▸ **WORK TO DO**
For the listing below, give the count of lines containing "contravention", and no other text.

▸ **GIVEN INFORMATION**
....................
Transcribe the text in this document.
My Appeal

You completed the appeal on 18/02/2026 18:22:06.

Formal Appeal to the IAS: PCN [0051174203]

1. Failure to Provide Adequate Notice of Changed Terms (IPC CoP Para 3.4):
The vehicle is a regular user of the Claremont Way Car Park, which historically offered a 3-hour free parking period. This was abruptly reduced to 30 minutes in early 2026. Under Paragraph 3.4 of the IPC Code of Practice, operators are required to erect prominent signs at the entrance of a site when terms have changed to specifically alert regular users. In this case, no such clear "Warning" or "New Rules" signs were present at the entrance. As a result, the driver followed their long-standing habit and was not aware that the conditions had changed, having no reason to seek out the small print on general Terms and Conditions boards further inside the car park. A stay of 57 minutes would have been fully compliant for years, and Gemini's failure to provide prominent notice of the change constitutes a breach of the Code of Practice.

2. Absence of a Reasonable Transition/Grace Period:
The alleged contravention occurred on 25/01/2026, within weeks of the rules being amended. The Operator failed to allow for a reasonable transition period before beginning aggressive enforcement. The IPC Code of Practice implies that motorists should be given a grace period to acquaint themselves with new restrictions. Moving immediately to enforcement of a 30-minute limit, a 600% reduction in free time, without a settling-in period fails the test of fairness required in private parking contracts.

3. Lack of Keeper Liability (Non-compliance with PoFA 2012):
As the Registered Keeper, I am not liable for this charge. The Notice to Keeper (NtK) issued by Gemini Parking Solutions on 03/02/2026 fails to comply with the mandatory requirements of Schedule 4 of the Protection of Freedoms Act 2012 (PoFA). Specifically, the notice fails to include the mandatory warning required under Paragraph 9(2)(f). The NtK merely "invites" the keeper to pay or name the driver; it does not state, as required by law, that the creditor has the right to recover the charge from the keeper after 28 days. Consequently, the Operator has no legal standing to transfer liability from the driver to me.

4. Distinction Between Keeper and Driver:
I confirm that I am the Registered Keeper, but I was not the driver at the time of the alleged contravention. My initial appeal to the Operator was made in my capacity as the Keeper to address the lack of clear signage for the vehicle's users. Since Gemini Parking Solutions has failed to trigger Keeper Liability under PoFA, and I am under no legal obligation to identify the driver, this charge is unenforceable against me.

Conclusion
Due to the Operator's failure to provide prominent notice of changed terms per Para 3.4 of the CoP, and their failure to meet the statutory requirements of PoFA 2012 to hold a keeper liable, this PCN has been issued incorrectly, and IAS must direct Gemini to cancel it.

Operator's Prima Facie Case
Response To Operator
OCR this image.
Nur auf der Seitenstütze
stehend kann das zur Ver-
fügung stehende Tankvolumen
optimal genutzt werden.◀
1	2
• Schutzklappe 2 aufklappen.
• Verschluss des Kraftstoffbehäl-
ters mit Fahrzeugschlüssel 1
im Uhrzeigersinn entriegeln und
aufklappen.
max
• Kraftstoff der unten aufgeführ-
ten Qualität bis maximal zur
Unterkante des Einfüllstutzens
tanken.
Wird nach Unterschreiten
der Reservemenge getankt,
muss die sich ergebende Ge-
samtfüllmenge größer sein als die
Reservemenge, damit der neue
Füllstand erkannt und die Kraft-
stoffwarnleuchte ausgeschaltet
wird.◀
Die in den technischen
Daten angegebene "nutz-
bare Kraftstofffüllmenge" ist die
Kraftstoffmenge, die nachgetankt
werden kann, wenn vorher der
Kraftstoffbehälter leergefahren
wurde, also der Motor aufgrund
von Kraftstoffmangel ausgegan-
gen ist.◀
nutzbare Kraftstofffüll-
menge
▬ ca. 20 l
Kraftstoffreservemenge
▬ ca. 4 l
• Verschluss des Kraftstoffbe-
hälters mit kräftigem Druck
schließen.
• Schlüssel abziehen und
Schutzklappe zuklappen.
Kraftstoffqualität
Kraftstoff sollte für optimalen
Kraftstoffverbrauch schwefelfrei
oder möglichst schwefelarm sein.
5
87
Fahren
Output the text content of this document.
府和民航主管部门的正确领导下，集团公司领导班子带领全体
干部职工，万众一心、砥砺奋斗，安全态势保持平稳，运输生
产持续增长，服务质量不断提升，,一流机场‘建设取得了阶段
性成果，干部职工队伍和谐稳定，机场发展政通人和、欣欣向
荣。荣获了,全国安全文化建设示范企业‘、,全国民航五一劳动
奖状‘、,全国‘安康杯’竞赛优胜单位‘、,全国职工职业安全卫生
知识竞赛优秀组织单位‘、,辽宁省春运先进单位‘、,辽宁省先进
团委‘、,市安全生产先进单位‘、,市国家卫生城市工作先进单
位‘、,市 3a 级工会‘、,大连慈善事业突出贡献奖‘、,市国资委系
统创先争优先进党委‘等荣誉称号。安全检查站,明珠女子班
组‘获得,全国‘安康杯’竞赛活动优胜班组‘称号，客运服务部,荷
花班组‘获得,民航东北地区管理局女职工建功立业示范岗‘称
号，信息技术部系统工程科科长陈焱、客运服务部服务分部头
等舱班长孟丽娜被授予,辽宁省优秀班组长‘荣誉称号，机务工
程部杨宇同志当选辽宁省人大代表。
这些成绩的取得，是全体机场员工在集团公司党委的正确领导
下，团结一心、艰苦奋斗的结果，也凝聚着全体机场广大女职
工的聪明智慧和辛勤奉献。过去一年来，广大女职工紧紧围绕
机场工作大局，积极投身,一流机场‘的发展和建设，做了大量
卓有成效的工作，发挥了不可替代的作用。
....................
▸ **ANSWER TO THE TASK**
2